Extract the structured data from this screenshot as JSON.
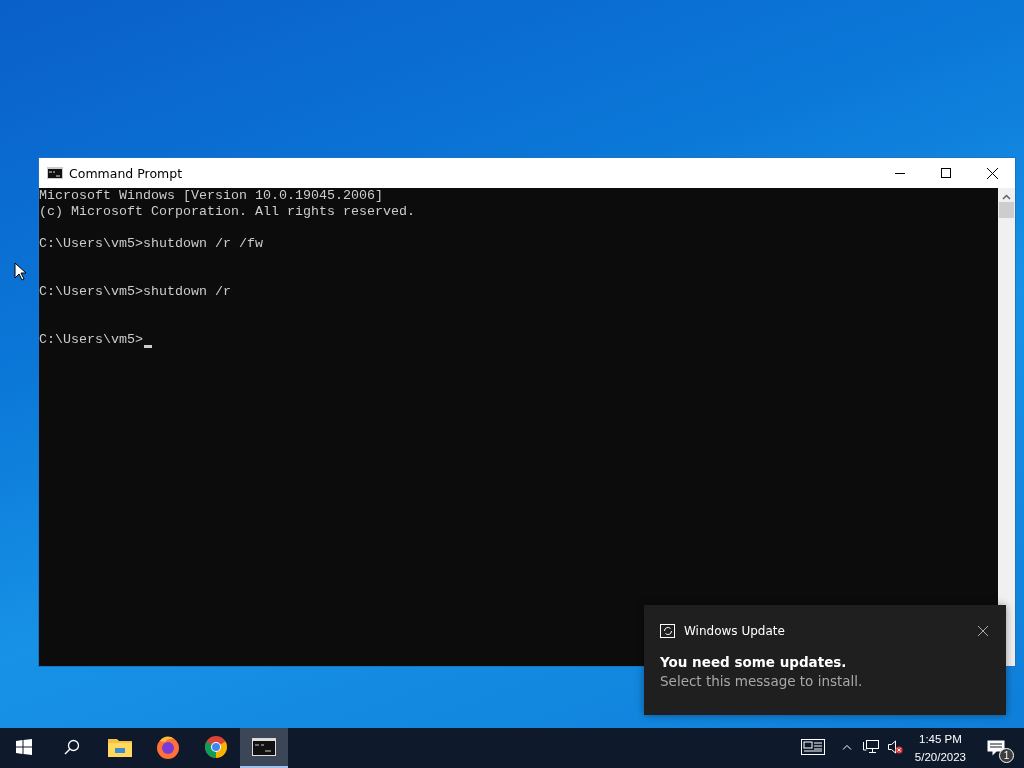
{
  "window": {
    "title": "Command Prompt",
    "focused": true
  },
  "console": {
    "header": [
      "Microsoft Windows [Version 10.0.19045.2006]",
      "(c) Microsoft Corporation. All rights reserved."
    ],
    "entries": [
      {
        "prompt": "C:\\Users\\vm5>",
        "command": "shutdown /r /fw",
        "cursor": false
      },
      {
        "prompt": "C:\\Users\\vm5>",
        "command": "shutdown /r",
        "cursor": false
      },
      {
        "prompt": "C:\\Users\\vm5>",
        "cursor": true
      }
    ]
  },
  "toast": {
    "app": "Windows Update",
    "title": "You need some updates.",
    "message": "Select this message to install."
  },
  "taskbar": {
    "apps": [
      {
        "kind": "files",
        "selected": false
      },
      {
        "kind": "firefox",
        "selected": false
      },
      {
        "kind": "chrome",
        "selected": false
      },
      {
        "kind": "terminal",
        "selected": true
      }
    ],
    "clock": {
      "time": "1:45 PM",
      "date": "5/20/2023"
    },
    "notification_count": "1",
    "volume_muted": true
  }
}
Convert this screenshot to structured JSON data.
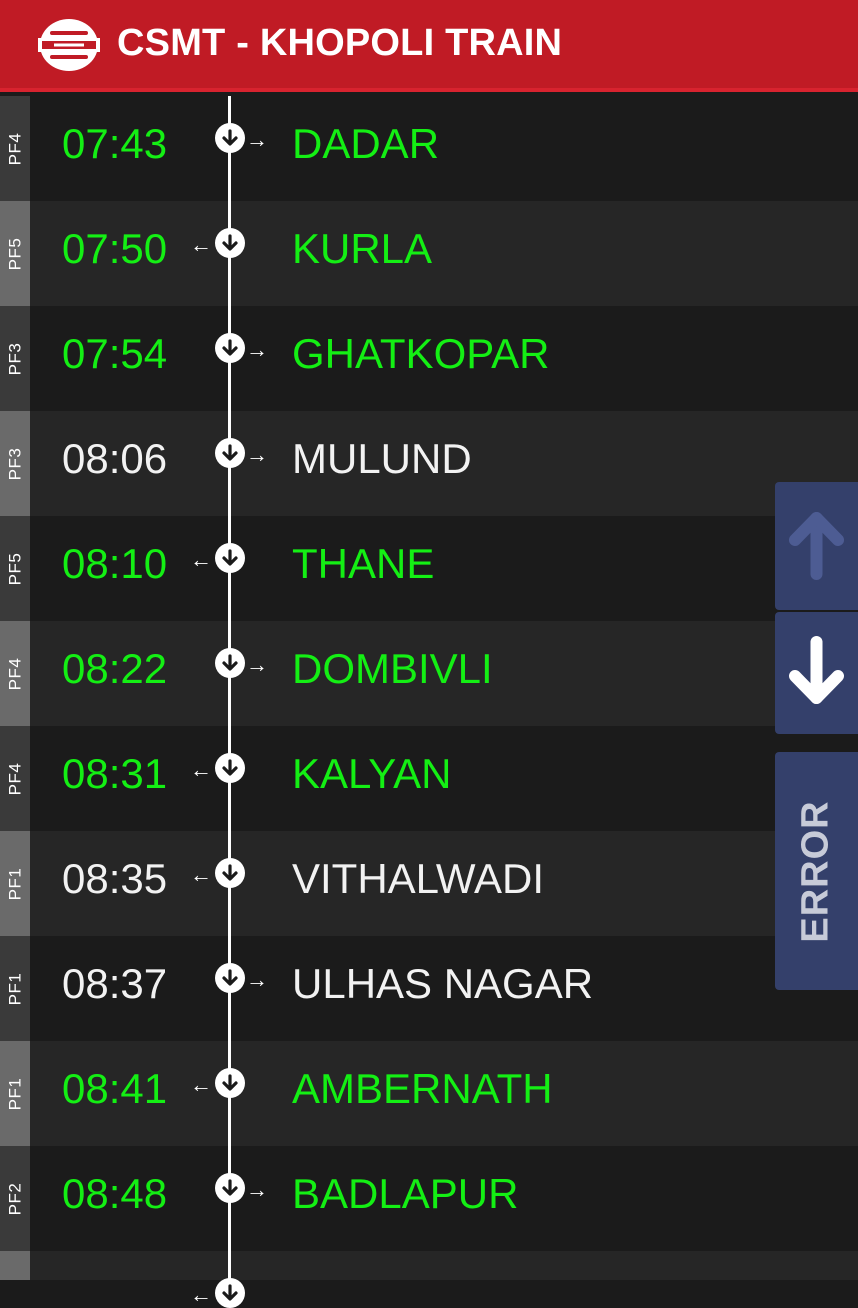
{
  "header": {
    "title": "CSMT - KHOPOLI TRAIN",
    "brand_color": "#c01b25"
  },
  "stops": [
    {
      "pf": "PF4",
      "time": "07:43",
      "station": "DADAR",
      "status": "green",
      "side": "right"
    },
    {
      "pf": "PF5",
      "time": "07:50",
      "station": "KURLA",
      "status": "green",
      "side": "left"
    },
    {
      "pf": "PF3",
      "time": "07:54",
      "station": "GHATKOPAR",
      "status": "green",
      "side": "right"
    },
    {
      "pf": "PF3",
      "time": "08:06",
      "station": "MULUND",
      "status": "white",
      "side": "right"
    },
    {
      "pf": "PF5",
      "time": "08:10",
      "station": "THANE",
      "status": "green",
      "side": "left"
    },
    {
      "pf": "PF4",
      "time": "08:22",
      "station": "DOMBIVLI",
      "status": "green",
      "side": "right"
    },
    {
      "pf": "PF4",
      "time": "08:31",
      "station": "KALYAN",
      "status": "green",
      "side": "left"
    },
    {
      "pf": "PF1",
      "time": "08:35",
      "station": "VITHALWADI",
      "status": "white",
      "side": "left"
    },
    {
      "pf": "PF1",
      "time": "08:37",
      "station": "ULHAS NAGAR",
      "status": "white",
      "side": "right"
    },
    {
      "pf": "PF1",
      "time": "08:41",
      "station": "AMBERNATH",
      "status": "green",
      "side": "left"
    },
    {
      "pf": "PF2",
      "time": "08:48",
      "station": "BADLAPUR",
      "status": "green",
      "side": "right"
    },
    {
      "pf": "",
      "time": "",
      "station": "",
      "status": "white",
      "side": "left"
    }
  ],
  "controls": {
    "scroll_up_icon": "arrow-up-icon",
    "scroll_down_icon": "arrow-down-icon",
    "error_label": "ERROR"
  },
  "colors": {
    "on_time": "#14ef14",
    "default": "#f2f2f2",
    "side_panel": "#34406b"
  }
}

■ ■ ■ ■ ■ ■ ■

### To do
Restate the entire listing word for word, excluding pictures.

### Solution
Extract the structured data from this screenshot as JSON.
{
  "window": {
    "title": "Command Prompt",
    "focused": true
  },
  "console": {
    "header": [
      "Microsoft Windows [Version 10.0.19045.2006]",
      "(c) Microsoft Corporation. All rights reserved."
    ],
    "entries": [
      {
        "prompt": "C:\\Users\\vm5>",
        "command": "shutdown /r /fw",
        "cursor": false
      },
      {
        "prompt": "C:\\Users\\vm5>",
        "command": "shutdown /r",
        "cursor": false
      },
      {
        "prompt": "C:\\Users\\vm5>",
        "cursor": true
      }
    ]
  },
  "toast": {
    "app": "Windows Update",
    "title": "You need some updates.",
    "message": "Select this message to install."
  },
  "taskbar": {
    "apps": [
      {
        "kind": "files",
        "selected": false
      },
      {
        "kind": "firefox",
        "selected": false
      },
      {
        "kind": "chrome",
        "selected": false
      },
      {
        "kind": "terminal",
        "selected": true
      }
    ],
    "clock": {
      "time": "1:45 PM",
      "date": "5/20/2023"
    },
    "notification_count": "1",
    "volume_muted": true
  }
}
Convert this screenshot to structured JSON data.
{
  "header": {
    "title": "CSMT - KHOPOLI TRAIN",
    "brand_color": "#c01b25"
  },
  "stops": [
    {
      "pf": "PF4",
      "time": "07:43",
      "station": "DADAR",
      "status": "green",
      "side": "right"
    },
    {
      "pf": "PF5",
      "time": "07:50",
      "station": "KURLA",
      "status": "green",
      "side": "left"
    },
    {
      "pf": "PF3",
      "time": "07:54",
      "station": "GHATKOPAR",
      "status": "green",
      "side": "right"
    },
    {
      "pf": "PF3",
      "time": "08:06",
      "station": "MULUND",
      "status": "white",
      "side": "right"
    },
    {
      "pf": "PF5",
      "time": "08:10",
      "station": "THANE",
      "status": "green",
      "side": "left"
    },
    {
      "pf": "PF4",
      "time": "08:22",
      "station": "DOMBIVLI",
      "status": "green",
      "side": "right"
    },
    {
      "pf": "PF4",
      "time": "08:31",
      "station": "KALYAN",
      "status": "green",
      "side": "left"
    },
    {
      "pf": "PF1",
      "time": "08:35",
      "station": "VITHALWADI",
      "status": "white",
      "side": "left"
    },
    {
      "pf": "PF1",
      "time": "08:37",
      "station": "ULHAS NAGAR",
      "status": "white",
      "side": "right"
    },
    {
      "pf": "PF1",
      "time": "08:41",
      "station": "AMBERNATH",
      "status": "green",
      "side": "left"
    },
    {
      "pf": "PF2",
      "time": "08:48",
      "station": "BADLAPUR",
      "status": "green",
      "side": "right"
    },
    {
      "pf": "",
      "time": "",
      "station": "",
      "status": "white",
      "side": "left"
    }
  ],
  "controls": {
    "scroll_up_icon": "arrow-up-icon",
    "scroll_down_icon": "arrow-down-icon",
    "error_label": "ERROR"
  },
  "colors": {
    "on_time": "#14ef14",
    "default": "#f2f2f2",
    "side_panel": "#34406b"
  }
}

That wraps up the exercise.